Transcribe all the entries word for word, skipping the pictures.
## Start Given data
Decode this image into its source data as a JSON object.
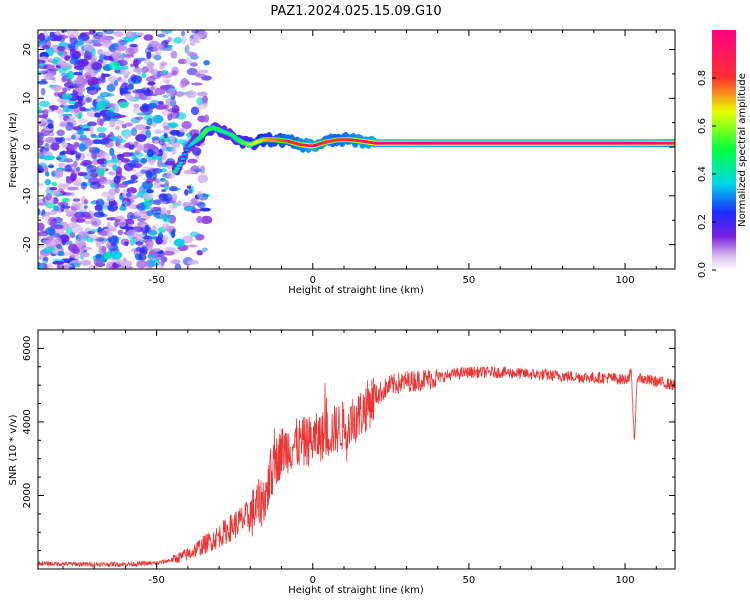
{
  "figure": {
    "title": "PAZ1.2024.025.15.09.G10"
  },
  "chart_data": [
    {
      "type": "heatmap",
      "title": "",
      "xlabel": "Height of straight line (km)",
      "ylabel": "Frequency (Hz)",
      "xlim": [
        -88,
        116
      ],
      "ylim": [
        -25,
        24
      ],
      "xticks": [
        -50,
        0,
        50,
        100
      ],
      "yticks": [
        -20,
        -10,
        0,
        10,
        20
      ],
      "colorbar": {
        "label": "Normalized spectral amplitude",
        "range": [
          0,
          1
        ],
        "ticks": [
          0.0,
          0.2,
          0.4,
          0.6,
          0.8
        ],
        "colormap": "rainbow (white-violet-blue-cyan-green-yellow-red-magenta)"
      },
      "ridge": {
        "description": "dominant spectral peak frequency vs height",
        "x": [
          -44,
          -42,
          -40,
          -38,
          -36,
          -34,
          -32,
          -30,
          -28,
          -26,
          -24,
          -22,
          -20,
          -16,
          -12,
          -8,
          -4,
          0,
          4,
          8,
          12,
          16,
          20,
          30,
          40,
          60,
          80,
          100,
          110,
          116
        ],
        "y": [
          -5,
          -3,
          0,
          1,
          2,
          3.5,
          4,
          3.5,
          3,
          2.5,
          1.5,
          0.8,
          0.5,
          1.5,
          1.5,
          1.2,
          0.5,
          0.2,
          1.0,
          1.5,
          1.5,
          1.2,
          0.8,
          0.8,
          0.8,
          0.8,
          0.8,
          0.8,
          0.8,
          0.8
        ],
        "amplitude": [
          0.45,
          0.35,
          0.3,
          0.4,
          0.5,
          0.55,
          0.5,
          0.5,
          0.45,
          0.45,
          0.5,
          0.55,
          0.6,
          0.7,
          0.75,
          0.8,
          0.85,
          0.95,
          0.85,
          0.8,
          0.85,
          0.9,
          0.95,
          0.97,
          0.98,
          0.98,
          0.98,
          0.98,
          0.95,
          0.9
        ]
      },
      "noise_region_x": [
        -88,
        -40
      ],
      "noise_amplitude_range": [
        0.0,
        0.35
      ]
    },
    {
      "type": "line",
      "title": "",
      "xlabel": "Height of straight line (km)",
      "ylabel": "SNR (10 * v/v)",
      "xlim": [
        -88,
        116
      ],
      "ylim": [
        0,
        6500
      ],
      "xticks": [
        -50,
        0,
        50,
        100
      ],
      "yticks": [
        2000,
        4000,
        6000
      ],
      "color": "#ee3333",
      "series": [
        {
          "x": [
            -88,
            -80,
            -70,
            -60,
            -50,
            -45,
            -40,
            -35,
            -30,
            -25,
            -20,
            -15,
            -12,
            -10,
            -8,
            -5,
            0,
            5,
            10,
            15,
            20,
            25,
            30,
            35,
            40,
            45,
            50,
            60,
            70,
            80,
            90,
            95,
            100,
            102,
            103,
            104,
            106,
            110,
            116
          ],
          "values": [
            150,
            140,
            130,
            130,
            160,
            250,
            400,
            650,
            900,
            1200,
            1450,
            2000,
            2900,
            3200,
            3300,
            3400,
            3500,
            3700,
            3900,
            4200,
            4700,
            5000,
            5100,
            5150,
            5200,
            5300,
            5350,
            5350,
            5300,
            5250,
            5200,
            5200,
            5150,
            5300,
            3500,
            5250,
            5150,
            5100,
            5000
          ]
        }
      ]
    }
  ]
}
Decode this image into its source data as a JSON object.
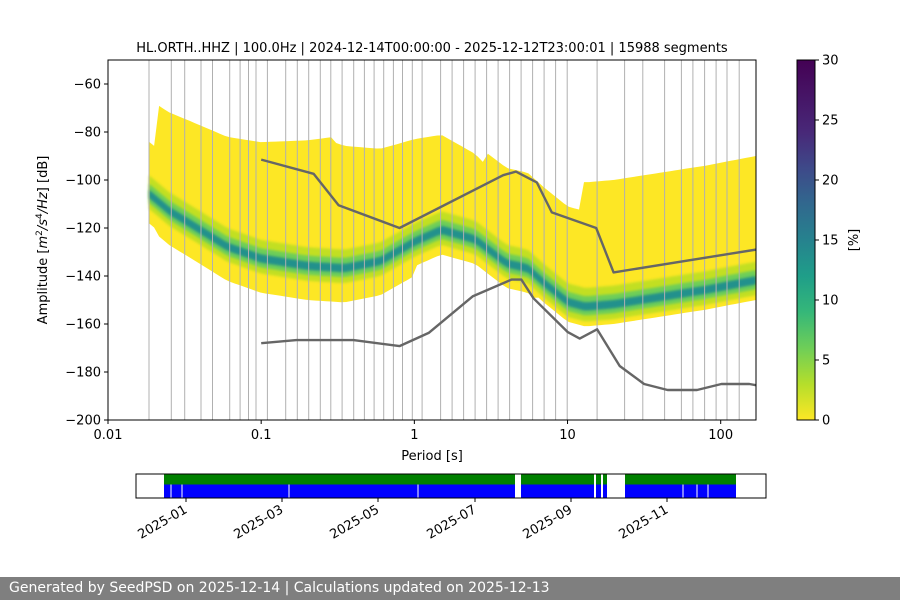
{
  "chart_data": {
    "type": "heatmap",
    "title": "HL.ORTH..HHZ | 100.0Hz | 2024-12-14T00:00:00 - 2025-12-12T23:00:01 | 15988 segments",
    "xlabel": "Period [s]",
    "ylabel_parts": [
      "Amplitude [",
      "m",
      "2",
      "/",
      "s",
      "4",
      "/",
      "Hz",
      "] [dB]"
    ],
    "x_scale": "log",
    "xlim": [
      0.01,
      170
    ],
    "ylim": [
      -200,
      -50
    ],
    "x_ticks": [
      {
        "value": 0.01,
        "label": "0.01"
      },
      {
        "value": 0.1,
        "label": "0.1"
      },
      {
        "value": 1,
        "label": "1"
      },
      {
        "value": 10,
        "label": "10"
      },
      {
        "value": 100,
        "label": "100"
      }
    ],
    "y_ticks": [
      {
        "value": -60,
        "label": "−60"
      },
      {
        "value": -80,
        "label": "−80"
      },
      {
        "value": -100,
        "label": "−100"
      },
      {
        "value": -120,
        "label": "−120"
      },
      {
        "value": -140,
        "label": "−140"
      },
      {
        "value": -160,
        "label": "−160"
      },
      {
        "value": -180,
        "label": "−180"
      },
      {
        "value": -200,
        "label": "−200"
      }
    ],
    "grid": true,
    "grid_periods": [
      0.01852,
      0.0259,
      0.0317,
      0.0405,
      0.0481,
      0.0623,
      0.0728,
      0.0826,
      0.0925,
      0.1098,
      0.1445,
      0.1721,
      0.2044,
      0.2432,
      0.2847,
      0.3374,
      0.4017,
      0.4722,
      0.5462,
      0.6309,
      0.7299,
      0.8368,
      0.9693,
      1.1234,
      1.4835,
      1.7633,
      2.0962,
      2.4918,
      2.9622,
      3.5214,
      4.1862,
      4.9771,
      5.9172,
      7.0353,
      8.3648,
      9.9474,
      15.6,
      23.6,
      31.0,
      43.0,
      55.4,
      65.8,
      78.5,
      93.3,
      110,
      132
    ],
    "noise_model_high": {
      "period": [
        0.1,
        0.22,
        0.32,
        0.8,
        3.8,
        4.6,
        6.3,
        7.9,
        15.4,
        20,
        170
      ],
      "db": [
        -91.5,
        -97.4,
        -110.5,
        -120,
        -98,
        -96.5,
        -101,
        -113.5,
        -120,
        -138.5,
        -129
      ]
    },
    "noise_model_low": {
      "period": [
        0.1,
        0.17,
        0.4,
        0.8,
        1.24,
        2.4,
        4.3,
        5.0,
        6.0,
        10,
        12,
        15.6,
        21.9,
        31.6,
        45,
        70,
        101,
        154,
        170
      ],
      "db": [
        -168,
        -166.7,
        -166.7,
        -169.2,
        -163.7,
        -148.5,
        -141.5,
        -141.5,
        -149.3,
        -163.3,
        -166.1,
        -162.2,
        -177.5,
        -185,
        -187.5,
        -187.5,
        -185,
        -185,
        -185.5
      ]
    },
    "ppsd_mode": {
      "period": [
        0.0185,
        0.025,
        0.04,
        0.06,
        0.1,
        0.2,
        0.35,
        0.6,
        1.0,
        1.5,
        2.5,
        4.0,
        5.5,
        7.0,
        10,
        13,
        20,
        40,
        80,
        170
      ],
      "db": [
        -106,
        -113,
        -121,
        -128,
        -133,
        -136,
        -137,
        -134,
        -126,
        -121,
        -125,
        -135,
        -137,
        -143,
        -151,
        -153,
        -152,
        -149,
        -146,
        -142
      ]
    },
    "colorbar": {
      "label": "[%]",
      "range": [
        0,
        30
      ],
      "ticks": [
        "0",
        "5",
        "10",
        "15",
        "20",
        "25",
        "30"
      ]
    },
    "availability": {
      "x_ticks": [
        "2025-01",
        "2025-03",
        "2025-05",
        "2025-07",
        "2025-09",
        "2025-11"
      ],
      "data_colors": {
        "top": "#008000",
        "bottom": "#0000ff"
      }
    }
  },
  "footer": {
    "text": "Generated by SeedPSD on 2025-12-14 | Calculations updated on 2025-12-13"
  }
}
## End Given data
--- Answer ---
Decode this image into its source data as a JSON object.
{
  "figure": {
    "title": "PAZ1.2024.025.15.09.G10"
  },
  "chart_data": [
    {
      "type": "heatmap",
      "title": "",
      "xlabel": "Height of straight line (km)",
      "ylabel": "Frequency (Hz)",
      "xlim": [
        -88,
        116
      ],
      "ylim": [
        -25,
        24
      ],
      "xticks": [
        -50,
        0,
        50,
        100
      ],
      "yticks": [
        -20,
        -10,
        0,
        10,
        20
      ],
      "colorbar": {
        "label": "Normalized spectral amplitude",
        "range": [
          0,
          1
        ],
        "ticks": [
          0.0,
          0.2,
          0.4,
          0.6,
          0.8
        ],
        "colormap": "rainbow (white-violet-blue-cyan-green-yellow-red-magenta)"
      },
      "ridge": {
        "description": "dominant spectral peak frequency vs height",
        "x": [
          -44,
          -42,
          -40,
          -38,
          -36,
          -34,
          -32,
          -30,
          -28,
          -26,
          -24,
          -22,
          -20,
          -16,
          -12,
          -8,
          -4,
          0,
          4,
          8,
          12,
          16,
          20,
          30,
          40,
          60,
          80,
          100,
          110,
          116
        ],
        "y": [
          -5,
          -3,
          0,
          1,
          2,
          3.5,
          4,
          3.5,
          3,
          2.5,
          1.5,
          0.8,
          0.5,
          1.5,
          1.5,
          1.2,
          0.5,
          0.2,
          1.0,
          1.5,
          1.5,
          1.2,
          0.8,
          0.8,
          0.8,
          0.8,
          0.8,
          0.8,
          0.8,
          0.8
        ],
        "amplitude": [
          0.45,
          0.35,
          0.3,
          0.4,
          0.5,
          0.55,
          0.5,
          0.5,
          0.45,
          0.45,
          0.5,
          0.55,
          0.6,
          0.7,
          0.75,
          0.8,
          0.85,
          0.95,
          0.85,
          0.8,
          0.85,
          0.9,
          0.95,
          0.97,
          0.98,
          0.98,
          0.98,
          0.98,
          0.95,
          0.9
        ]
      },
      "noise_region_x": [
        -88,
        -40
      ],
      "noise_amplitude_range": [
        0.0,
        0.35
      ]
    },
    {
      "type": "line",
      "title": "",
      "xlabel": "Height of straight line (km)",
      "ylabel": "SNR (10 * v/v)",
      "xlim": [
        -88,
        116
      ],
      "ylim": [
        0,
        6500
      ],
      "xticks": [
        -50,
        0,
        50,
        100
      ],
      "yticks": [
        2000,
        4000,
        6000
      ],
      "color": "#ee3333",
      "series": [
        {
          "x": [
            -88,
            -80,
            -70,
            -60,
            -50,
            -45,
            -40,
            -35,
            -30,
            -25,
            -20,
            -15,
            -12,
            -10,
            -8,
            -5,
            0,
            5,
            10,
            15,
            20,
            25,
            30,
            35,
            40,
            45,
            50,
            60,
            70,
            80,
            90,
            95,
            100,
            102,
            103,
            104,
            106,
            110,
            116
          ],
          "values": [
            150,
            140,
            130,
            130,
            160,
            250,
            400,
            650,
            900,
            1200,
            1450,
            2000,
            2900,
            3200,
            3300,
            3400,
            3500,
            3700,
            3900,
            4200,
            4700,
            5000,
            5100,
            5150,
            5200,
            5300,
            5350,
            5350,
            5300,
            5250,
            5200,
            5200,
            5150,
            5300,
            3500,
            5250,
            5150,
            5100,
            5000
          ]
        }
      ]
    }
  ]
}
Decode this image into its source data as a JSON object.
{
  "chart_data": {
    "type": "heatmap",
    "title": "HL.ORTH..HHZ | 100.0Hz | 2024-12-14T00:00:00 - 2025-12-12T23:00:01 | 15988 segments",
    "xlabel": "Period [s]",
    "ylabel_parts": [
      "Amplitude [",
      "m",
      "2",
      "/",
      "s",
      "4",
      "/",
      "Hz",
      "] [dB]"
    ],
    "x_scale": "log",
    "xlim": [
      0.01,
      170
    ],
    "ylim": [
      -200,
      -50
    ],
    "x_ticks": [
      {
        "value": 0.01,
        "label": "0.01"
      },
      {
        "value": 0.1,
        "label": "0.1"
      },
      {
        "value": 1,
        "label": "1"
      },
      {
        "value": 10,
        "label": "10"
      },
      {
        "value": 100,
        "label": "100"
      }
    ],
    "y_ticks": [
      {
        "value": -60,
        "label": "−60"
      },
      {
        "value": -80,
        "label": "−80"
      },
      {
        "value": -100,
        "label": "−100"
      },
      {
        "value": -120,
        "label": "−120"
      },
      {
        "value": -140,
        "label": "−140"
      },
      {
        "value": -160,
        "label": "−160"
      },
      {
        "value": -180,
        "label": "−180"
      },
      {
        "value": -200,
        "label": "−200"
      }
    ],
    "grid": true,
    "grid_periods": [
      0.01852,
      0.0259,
      0.0317,
      0.0405,
      0.0481,
      0.0623,
      0.0728,
      0.0826,
      0.0925,
      0.1098,
      0.1445,
      0.1721,
      0.2044,
      0.2432,
      0.2847,
      0.3374,
      0.4017,
      0.4722,
      0.5462,
      0.6309,
      0.7299,
      0.8368,
      0.9693,
      1.1234,
      1.4835,
      1.7633,
      2.0962,
      2.4918,
      2.9622,
      3.5214,
      4.1862,
      4.9771,
      5.9172,
      7.0353,
      8.3648,
      9.9474,
      15.6,
      23.6,
      31.0,
      43.0,
      55.4,
      65.8,
      78.5,
      93.3,
      110,
      132
    ],
    "noise_model_high": {
      "period": [
        0.1,
        0.22,
        0.32,
        0.8,
        3.8,
        4.6,
        6.3,
        7.9,
        15.4,
        20,
        170
      ],
      "db": [
        -91.5,
        -97.4,
        -110.5,
        -120,
        -98,
        -96.5,
        -101,
        -113.5,
        -120,
        -138.5,
        -129
      ]
    },
    "noise_model_low": {
      "period": [
        0.1,
        0.17,
        0.4,
        0.8,
        1.24,
        2.4,
        4.3,
        5.0,
        6.0,
        10,
        12,
        15.6,
        21.9,
        31.6,
        45,
        70,
        101,
        154,
        170
      ],
      "db": [
        -168,
        -166.7,
        -166.7,
        -169.2,
        -163.7,
        -148.5,
        -141.5,
        -141.5,
        -149.3,
        -163.3,
        -166.1,
        -162.2,
        -177.5,
        -185,
        -187.5,
        -187.5,
        -185,
        -185,
        -185.5
      ]
    },
    "ppsd_mode": {
      "period": [
        0.0185,
        0.025,
        0.04,
        0.06,
        0.1,
        0.2,
        0.35,
        0.6,
        1.0,
        1.5,
        2.5,
        4.0,
        5.5,
        7.0,
        10,
        13,
        20,
        40,
        80,
        170
      ],
      "db": [
        -106,
        -113,
        -121,
        -128,
        -133,
        -136,
        -137,
        -134,
        -126,
        -121,
        -125,
        -135,
        -137,
        -143,
        -151,
        -153,
        -152,
        -149,
        -146,
        -142
      ]
    },
    "colorbar": {
      "label": "[%]",
      "range": [
        0,
        30
      ],
      "ticks": [
        "0",
        "5",
        "10",
        "15",
        "20",
        "25",
        "30"
      ]
    },
    "availability": {
      "x_ticks": [
        "2025-01",
        "2025-03",
        "2025-05",
        "2025-07",
        "2025-09",
        "2025-11"
      ],
      "data_colors": {
        "top": "#008000",
        "bottom": "#0000ff"
      }
    }
  },
  "footer": {
    "text": "Generated by SeedPSD on 2025-12-14 | Calculations updated on 2025-12-13"
  }
}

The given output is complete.